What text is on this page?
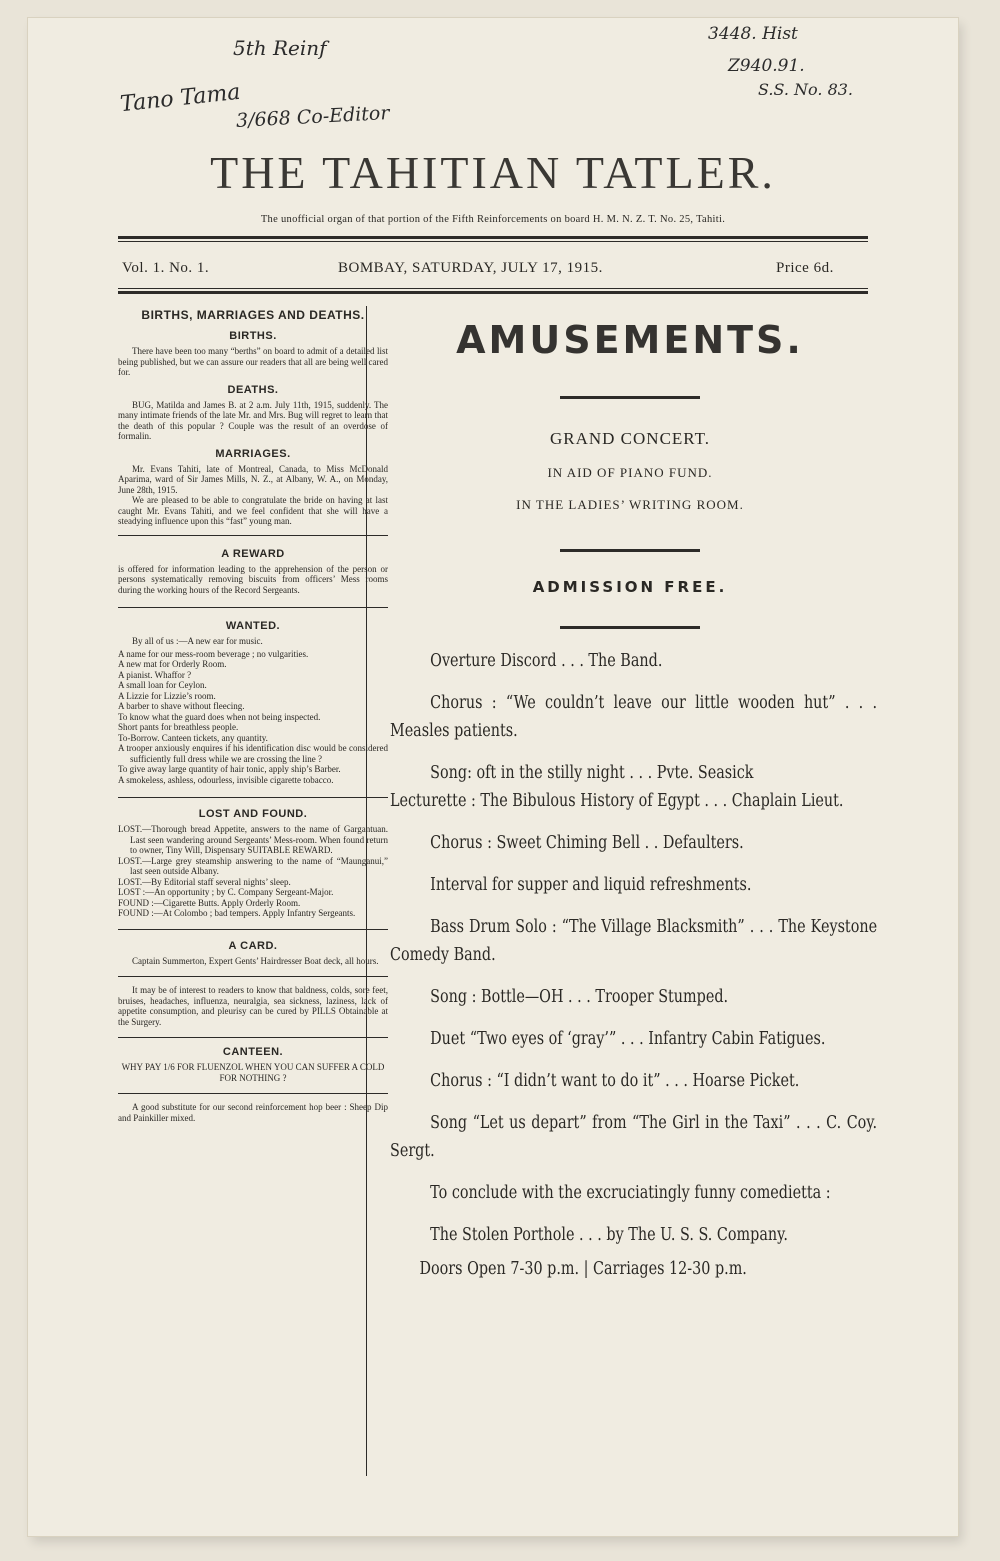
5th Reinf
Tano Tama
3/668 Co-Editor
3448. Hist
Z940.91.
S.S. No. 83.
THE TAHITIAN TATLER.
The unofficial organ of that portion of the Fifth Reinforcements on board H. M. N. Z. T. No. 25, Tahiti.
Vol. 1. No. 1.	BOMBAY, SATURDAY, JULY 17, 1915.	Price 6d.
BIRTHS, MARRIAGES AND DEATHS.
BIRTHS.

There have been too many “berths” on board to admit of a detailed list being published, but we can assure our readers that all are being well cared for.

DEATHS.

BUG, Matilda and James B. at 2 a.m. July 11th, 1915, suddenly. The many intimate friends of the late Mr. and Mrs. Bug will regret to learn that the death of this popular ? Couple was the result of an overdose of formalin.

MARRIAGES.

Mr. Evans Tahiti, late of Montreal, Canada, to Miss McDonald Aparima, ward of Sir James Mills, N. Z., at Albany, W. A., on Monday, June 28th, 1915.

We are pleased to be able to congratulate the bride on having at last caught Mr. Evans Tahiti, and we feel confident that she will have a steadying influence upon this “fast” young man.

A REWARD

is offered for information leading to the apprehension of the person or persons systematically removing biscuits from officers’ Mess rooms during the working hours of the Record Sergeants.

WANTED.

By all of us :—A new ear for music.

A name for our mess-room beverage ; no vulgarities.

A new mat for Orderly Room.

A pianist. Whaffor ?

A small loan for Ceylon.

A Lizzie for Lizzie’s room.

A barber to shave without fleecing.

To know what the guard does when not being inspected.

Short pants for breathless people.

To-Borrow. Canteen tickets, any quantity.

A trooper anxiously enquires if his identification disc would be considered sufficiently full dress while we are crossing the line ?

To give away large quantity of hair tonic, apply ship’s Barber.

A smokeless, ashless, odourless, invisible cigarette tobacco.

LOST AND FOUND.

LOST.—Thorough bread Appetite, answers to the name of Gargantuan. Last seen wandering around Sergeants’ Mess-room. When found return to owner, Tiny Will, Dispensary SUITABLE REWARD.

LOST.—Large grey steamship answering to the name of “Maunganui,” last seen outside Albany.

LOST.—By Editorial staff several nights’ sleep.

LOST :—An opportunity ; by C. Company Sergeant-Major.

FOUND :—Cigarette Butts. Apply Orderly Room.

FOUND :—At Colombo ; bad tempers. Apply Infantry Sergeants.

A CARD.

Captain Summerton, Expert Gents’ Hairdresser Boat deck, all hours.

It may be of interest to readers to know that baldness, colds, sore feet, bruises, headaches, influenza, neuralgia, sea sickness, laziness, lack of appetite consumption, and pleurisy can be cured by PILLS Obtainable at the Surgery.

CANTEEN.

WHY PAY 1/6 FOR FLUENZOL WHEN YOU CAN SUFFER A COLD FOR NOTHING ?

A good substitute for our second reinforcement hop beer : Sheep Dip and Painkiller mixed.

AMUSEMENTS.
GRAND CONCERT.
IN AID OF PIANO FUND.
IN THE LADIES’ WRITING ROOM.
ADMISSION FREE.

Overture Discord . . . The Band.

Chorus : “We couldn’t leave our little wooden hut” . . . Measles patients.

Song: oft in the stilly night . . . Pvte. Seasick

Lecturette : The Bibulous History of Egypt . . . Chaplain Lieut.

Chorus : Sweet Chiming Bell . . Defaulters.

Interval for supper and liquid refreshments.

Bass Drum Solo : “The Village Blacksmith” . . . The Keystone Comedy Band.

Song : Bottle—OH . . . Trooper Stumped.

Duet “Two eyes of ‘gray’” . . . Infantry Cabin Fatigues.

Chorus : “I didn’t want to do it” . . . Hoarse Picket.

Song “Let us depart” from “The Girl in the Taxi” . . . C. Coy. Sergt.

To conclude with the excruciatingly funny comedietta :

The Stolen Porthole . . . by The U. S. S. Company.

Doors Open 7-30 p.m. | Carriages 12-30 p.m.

Instructions to follow — Please output the entire listing above verbatim and omit its images.

Response —
What text is on this page?
5th Reinf
Tano Tama
3/668 Co-Editor
3448. Hist
Z940.91.
S.S. No. 83.
THE TAHITIAN TATLER.
The unofficial organ of that portion of the Fifth Reinforcements on board H. M. N. Z. T. No. 25, Tahiti.
Vol. 1. No. 1.	BOMBAY, SATURDAY, JULY 17, 1915.	Price 6d.
BIRTHS, MARRIAGES AND DEATHS.
BIRTHS.

There have been too many “berths” on board to admit of a detailed list being published, but we can assure our readers that all are being well cared for.

DEATHS.

BUG, Matilda and James B. at 2 a.m. July 11th, 1915, suddenly. The many intimate friends of the late Mr. and Mrs. Bug will regret to learn that the death of this popular ? Couple was the result of an overdose of formalin.

MARRIAGES.

Mr. Evans Tahiti, late of Montreal, Canada, to Miss McDonald Aparima, ward of Sir James Mills, N. Z., at Albany, W. A., on Monday, June 28th, 1915.

We are pleased to be able to congratulate the bride on having at last caught Mr. Evans Tahiti, and we feel confident that she will have a steadying influence upon this “fast” young man.

A REWARD

is offered for information leading to the apprehension of the person or persons systematically removing biscuits from officers’ Mess rooms during the working hours of the Record Sergeants.

WANTED.

By all of us :—A new ear for music.

A name for our mess-room beverage ; no vulgarities.

A new mat for Orderly Room.

A pianist. Whaffor ?

A small loan for Ceylon.

A Lizzie for Lizzie’s room.

A barber to shave without fleecing.

To know what the guard does when not being inspected.

Short pants for breathless people.

To-Borrow. Canteen tickets, any quantity.

A trooper anxiously enquires if his identification disc would be considered sufficiently full dress while we are crossing the line ?

To give away large quantity of hair tonic, apply ship’s Barber.

A smokeless, ashless, odourless, invisible cigarette tobacco.

LOST AND FOUND.

LOST.—Thorough bread Appetite, answers to the name of Gargantuan. Last seen wandering around Sergeants’ Mess-room. When found return to owner, Tiny Will, Dispensary SUITABLE REWARD.

LOST.—Large grey steamship answering to the name of “Maunganui,” last seen outside Albany.

LOST.—By Editorial staff several nights’ sleep.

LOST :—An opportunity ; by C. Company Sergeant-Major.

FOUND :—Cigarette Butts. Apply Orderly Room.

FOUND :—At Colombo ; bad tempers. Apply Infantry Sergeants.

A CARD.

Captain Summerton, Expert Gents’ Hairdresser Boat deck, all hours.

It may be of interest to readers to know that baldness, colds, sore feet, bruises, headaches, influenza, neuralgia, sea sickness, laziness, lack of appetite consumption, and pleurisy can be cured by PILLS Obtainable at the Surgery.

CANTEEN.

WHY PAY 1/6 FOR FLUENZOL WHEN YOU CAN SUFFER A COLD FOR NOTHING ?

A good substitute for our second reinforcement hop beer : Sheep Dip and Painkiller mixed.

AMUSEMENTS.
GRAND CONCERT.
IN AID OF PIANO FUND.
IN THE LADIES’ WRITING ROOM.
ADMISSION FREE.

Overture Discord . . . The Band.

Chorus : “We couldn’t leave our little wooden hut” . . . Measles patients.

Song: oft in the stilly night . . . Pvte. Seasick

Lecturette : The Bibulous History of Egypt . . . Chaplain Lieut.

Chorus : Sweet Chiming Bell . . Defaulters.

Interval for supper and liquid refreshments.

Bass Drum Solo : “The Village Blacksmith” . . . The Keystone Comedy Band.

Song : Bottle—OH . . . Trooper Stumped.

Duet “Two eyes of ‘gray’” . . . Infantry Cabin Fatigues.

Chorus : “I didn’t want to do it” . . . Hoarse Picket.

Song “Let us depart” from “The Girl in the Taxi” . . . C. Coy. Sergt.

To conclude with the excruciatingly funny comedietta :

The Stolen Porthole . . . by The U. S. S. Company.

Doors Open 7-30 p.m. | Carriages 12-30 p.m.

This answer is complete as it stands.